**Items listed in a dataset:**
## begin

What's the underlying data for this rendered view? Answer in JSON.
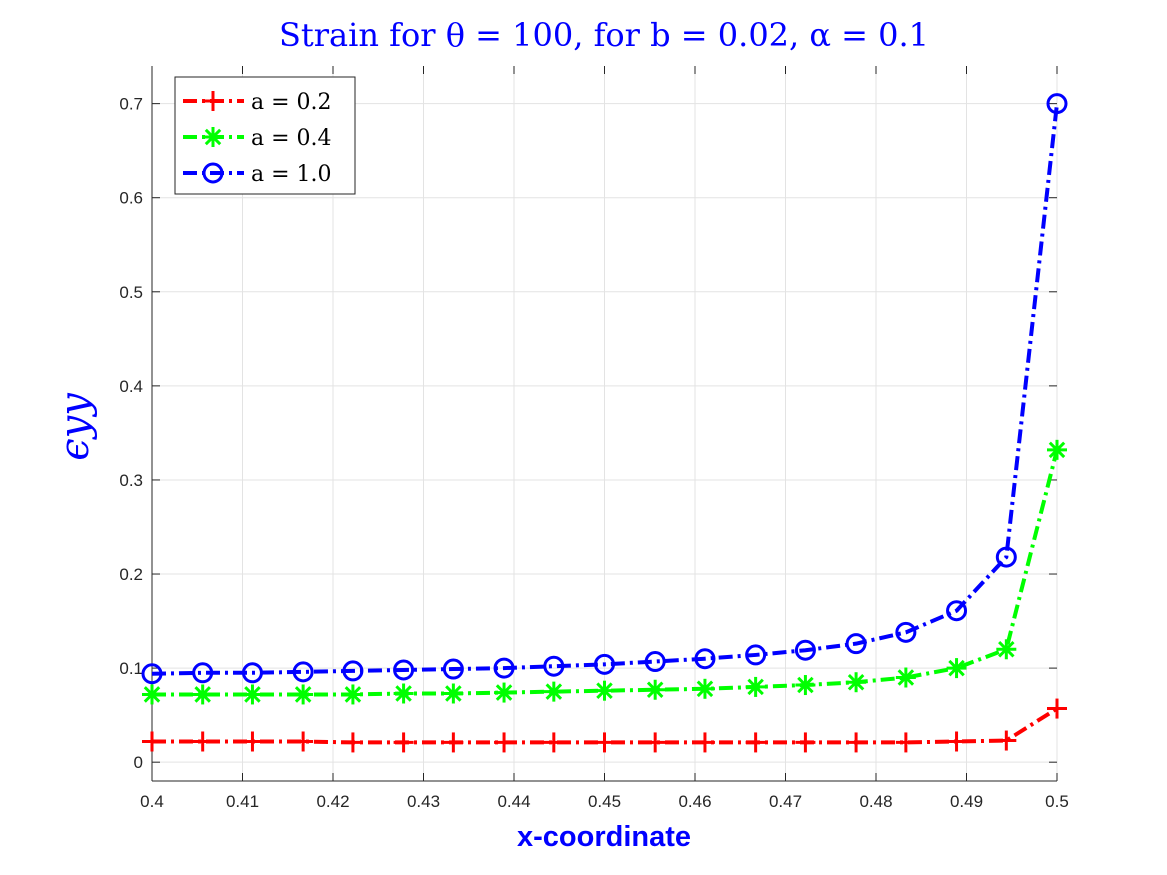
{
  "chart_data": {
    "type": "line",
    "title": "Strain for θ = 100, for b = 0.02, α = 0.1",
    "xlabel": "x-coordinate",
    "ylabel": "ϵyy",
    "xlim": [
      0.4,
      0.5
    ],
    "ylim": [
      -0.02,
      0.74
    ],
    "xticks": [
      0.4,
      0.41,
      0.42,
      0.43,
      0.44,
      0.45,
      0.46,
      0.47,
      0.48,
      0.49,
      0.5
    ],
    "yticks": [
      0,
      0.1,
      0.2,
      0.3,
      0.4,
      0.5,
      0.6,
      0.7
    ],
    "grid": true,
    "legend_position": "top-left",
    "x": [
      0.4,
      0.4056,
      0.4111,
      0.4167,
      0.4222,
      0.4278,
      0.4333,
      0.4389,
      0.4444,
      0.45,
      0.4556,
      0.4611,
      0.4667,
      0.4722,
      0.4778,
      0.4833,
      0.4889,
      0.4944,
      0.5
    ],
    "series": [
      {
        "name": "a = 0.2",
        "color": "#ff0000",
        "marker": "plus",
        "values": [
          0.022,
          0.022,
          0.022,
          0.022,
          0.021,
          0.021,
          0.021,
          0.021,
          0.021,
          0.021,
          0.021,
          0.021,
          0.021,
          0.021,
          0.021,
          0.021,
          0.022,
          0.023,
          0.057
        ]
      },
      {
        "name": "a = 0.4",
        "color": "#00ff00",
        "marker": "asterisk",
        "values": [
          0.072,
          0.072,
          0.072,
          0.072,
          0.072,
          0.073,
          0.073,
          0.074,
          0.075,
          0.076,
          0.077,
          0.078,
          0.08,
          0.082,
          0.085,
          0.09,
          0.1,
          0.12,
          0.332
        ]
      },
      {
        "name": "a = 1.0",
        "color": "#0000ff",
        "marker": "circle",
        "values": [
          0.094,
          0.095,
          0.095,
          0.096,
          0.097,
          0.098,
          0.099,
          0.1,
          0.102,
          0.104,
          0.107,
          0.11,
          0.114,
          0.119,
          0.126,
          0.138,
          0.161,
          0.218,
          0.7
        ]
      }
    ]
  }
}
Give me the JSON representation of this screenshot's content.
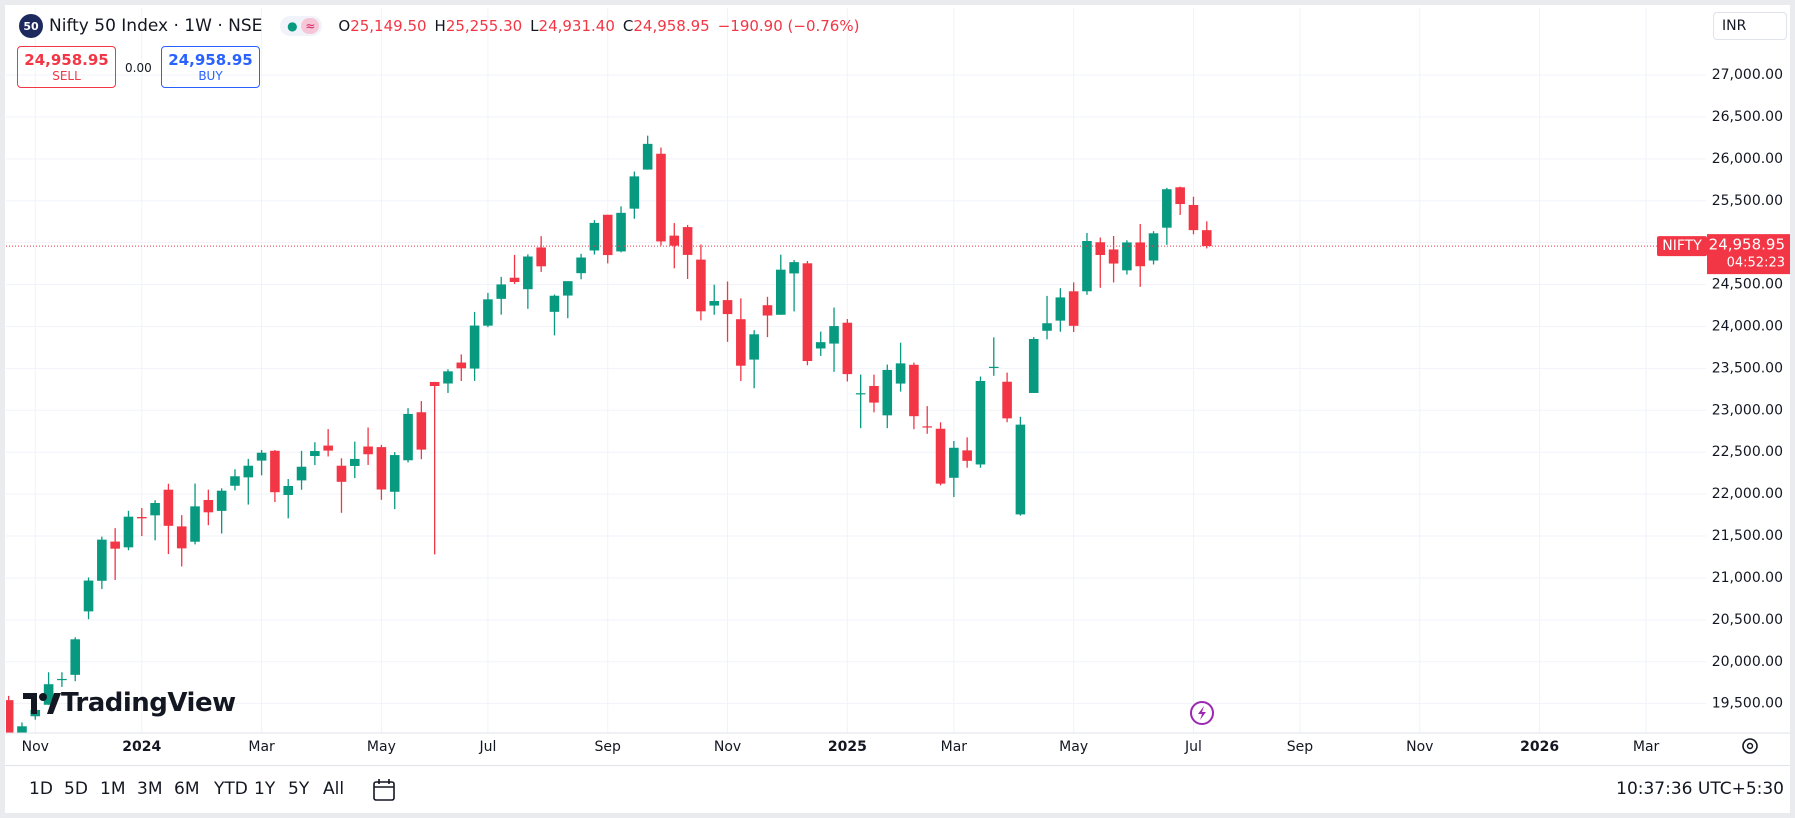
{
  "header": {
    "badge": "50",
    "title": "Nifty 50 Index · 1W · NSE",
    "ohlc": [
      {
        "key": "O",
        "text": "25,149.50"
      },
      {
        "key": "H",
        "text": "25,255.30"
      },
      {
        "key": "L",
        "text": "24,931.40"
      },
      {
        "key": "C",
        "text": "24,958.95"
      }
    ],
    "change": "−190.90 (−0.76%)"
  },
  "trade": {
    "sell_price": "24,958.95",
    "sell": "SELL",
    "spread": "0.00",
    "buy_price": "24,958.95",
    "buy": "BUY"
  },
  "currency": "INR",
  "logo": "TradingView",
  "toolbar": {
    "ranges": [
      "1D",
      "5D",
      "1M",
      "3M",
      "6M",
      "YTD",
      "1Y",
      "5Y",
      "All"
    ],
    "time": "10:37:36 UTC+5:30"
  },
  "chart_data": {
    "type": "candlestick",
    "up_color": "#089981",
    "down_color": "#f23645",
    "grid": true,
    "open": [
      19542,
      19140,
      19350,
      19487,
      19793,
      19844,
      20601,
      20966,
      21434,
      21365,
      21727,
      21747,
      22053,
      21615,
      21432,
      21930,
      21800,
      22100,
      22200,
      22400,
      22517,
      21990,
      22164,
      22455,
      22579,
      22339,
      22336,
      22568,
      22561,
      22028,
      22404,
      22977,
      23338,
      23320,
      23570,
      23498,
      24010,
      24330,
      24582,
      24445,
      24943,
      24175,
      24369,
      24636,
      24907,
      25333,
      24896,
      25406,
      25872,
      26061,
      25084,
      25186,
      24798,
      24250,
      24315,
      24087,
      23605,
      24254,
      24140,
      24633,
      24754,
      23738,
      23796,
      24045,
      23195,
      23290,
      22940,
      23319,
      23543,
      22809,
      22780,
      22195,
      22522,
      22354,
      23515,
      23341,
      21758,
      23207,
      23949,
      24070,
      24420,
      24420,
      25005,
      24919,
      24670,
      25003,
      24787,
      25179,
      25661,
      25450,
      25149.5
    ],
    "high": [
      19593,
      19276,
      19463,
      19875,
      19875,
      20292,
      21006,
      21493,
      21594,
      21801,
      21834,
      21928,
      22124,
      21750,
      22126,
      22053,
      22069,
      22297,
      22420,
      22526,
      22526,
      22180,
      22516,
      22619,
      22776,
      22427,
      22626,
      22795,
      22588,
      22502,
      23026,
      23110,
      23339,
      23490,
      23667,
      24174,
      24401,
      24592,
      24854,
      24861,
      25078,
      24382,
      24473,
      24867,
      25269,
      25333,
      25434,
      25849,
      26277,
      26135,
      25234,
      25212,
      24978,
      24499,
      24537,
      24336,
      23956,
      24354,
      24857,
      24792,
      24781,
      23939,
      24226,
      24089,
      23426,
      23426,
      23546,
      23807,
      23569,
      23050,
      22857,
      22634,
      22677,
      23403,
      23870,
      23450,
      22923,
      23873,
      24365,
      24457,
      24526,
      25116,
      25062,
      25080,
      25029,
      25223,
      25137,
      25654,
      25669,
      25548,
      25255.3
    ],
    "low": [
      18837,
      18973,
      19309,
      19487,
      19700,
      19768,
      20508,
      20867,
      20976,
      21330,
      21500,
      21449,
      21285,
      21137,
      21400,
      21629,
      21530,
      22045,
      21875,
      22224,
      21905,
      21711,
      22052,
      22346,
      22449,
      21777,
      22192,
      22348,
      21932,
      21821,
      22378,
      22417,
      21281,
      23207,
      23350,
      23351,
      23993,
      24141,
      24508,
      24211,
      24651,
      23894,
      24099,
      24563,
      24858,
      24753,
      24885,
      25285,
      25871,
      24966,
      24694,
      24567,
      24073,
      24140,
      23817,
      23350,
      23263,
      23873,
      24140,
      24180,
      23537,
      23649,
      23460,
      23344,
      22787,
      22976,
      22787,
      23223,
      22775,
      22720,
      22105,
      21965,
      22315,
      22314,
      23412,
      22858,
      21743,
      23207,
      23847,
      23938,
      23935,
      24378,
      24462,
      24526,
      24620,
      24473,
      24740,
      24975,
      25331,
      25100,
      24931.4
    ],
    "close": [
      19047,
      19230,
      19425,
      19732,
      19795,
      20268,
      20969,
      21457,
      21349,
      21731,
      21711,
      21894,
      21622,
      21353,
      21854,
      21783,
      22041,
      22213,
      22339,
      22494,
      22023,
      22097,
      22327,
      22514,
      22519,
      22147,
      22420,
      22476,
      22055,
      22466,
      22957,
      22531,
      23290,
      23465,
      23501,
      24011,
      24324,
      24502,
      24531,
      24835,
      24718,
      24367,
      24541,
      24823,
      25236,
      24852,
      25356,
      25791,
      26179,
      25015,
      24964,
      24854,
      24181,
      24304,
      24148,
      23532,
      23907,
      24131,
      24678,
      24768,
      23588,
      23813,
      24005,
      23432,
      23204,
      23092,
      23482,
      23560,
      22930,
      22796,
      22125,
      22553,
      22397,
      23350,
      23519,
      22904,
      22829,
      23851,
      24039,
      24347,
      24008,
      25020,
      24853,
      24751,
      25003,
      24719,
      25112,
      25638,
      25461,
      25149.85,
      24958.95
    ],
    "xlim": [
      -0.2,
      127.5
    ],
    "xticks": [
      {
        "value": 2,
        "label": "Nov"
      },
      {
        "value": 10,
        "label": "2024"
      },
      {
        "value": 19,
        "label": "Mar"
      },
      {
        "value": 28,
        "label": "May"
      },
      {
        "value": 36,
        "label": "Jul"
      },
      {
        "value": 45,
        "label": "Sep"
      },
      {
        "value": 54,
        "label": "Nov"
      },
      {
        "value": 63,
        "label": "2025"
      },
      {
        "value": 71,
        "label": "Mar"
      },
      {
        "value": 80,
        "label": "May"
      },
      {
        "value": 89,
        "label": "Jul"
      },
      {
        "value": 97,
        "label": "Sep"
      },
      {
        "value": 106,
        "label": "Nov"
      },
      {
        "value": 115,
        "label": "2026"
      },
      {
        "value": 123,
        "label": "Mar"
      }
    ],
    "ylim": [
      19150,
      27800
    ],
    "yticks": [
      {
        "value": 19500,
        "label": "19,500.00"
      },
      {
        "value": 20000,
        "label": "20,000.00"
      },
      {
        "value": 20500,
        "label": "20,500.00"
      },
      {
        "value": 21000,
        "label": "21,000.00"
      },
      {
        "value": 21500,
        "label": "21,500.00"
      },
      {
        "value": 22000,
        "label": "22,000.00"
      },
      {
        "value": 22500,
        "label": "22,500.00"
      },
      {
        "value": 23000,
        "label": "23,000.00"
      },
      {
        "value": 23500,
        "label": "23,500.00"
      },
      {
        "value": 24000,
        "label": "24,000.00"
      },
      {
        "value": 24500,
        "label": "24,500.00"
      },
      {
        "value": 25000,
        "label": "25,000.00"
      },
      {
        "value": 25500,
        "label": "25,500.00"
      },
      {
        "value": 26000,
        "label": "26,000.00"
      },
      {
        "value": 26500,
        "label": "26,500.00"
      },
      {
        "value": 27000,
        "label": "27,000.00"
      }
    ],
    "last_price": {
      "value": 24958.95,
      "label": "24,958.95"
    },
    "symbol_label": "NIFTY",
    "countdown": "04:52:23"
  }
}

## end

Find the word "JSON" and list each line it appears in.

What's the underlying data for this rendered view? Answer in JSON.
Give me the JSON representation of this screenshot's content.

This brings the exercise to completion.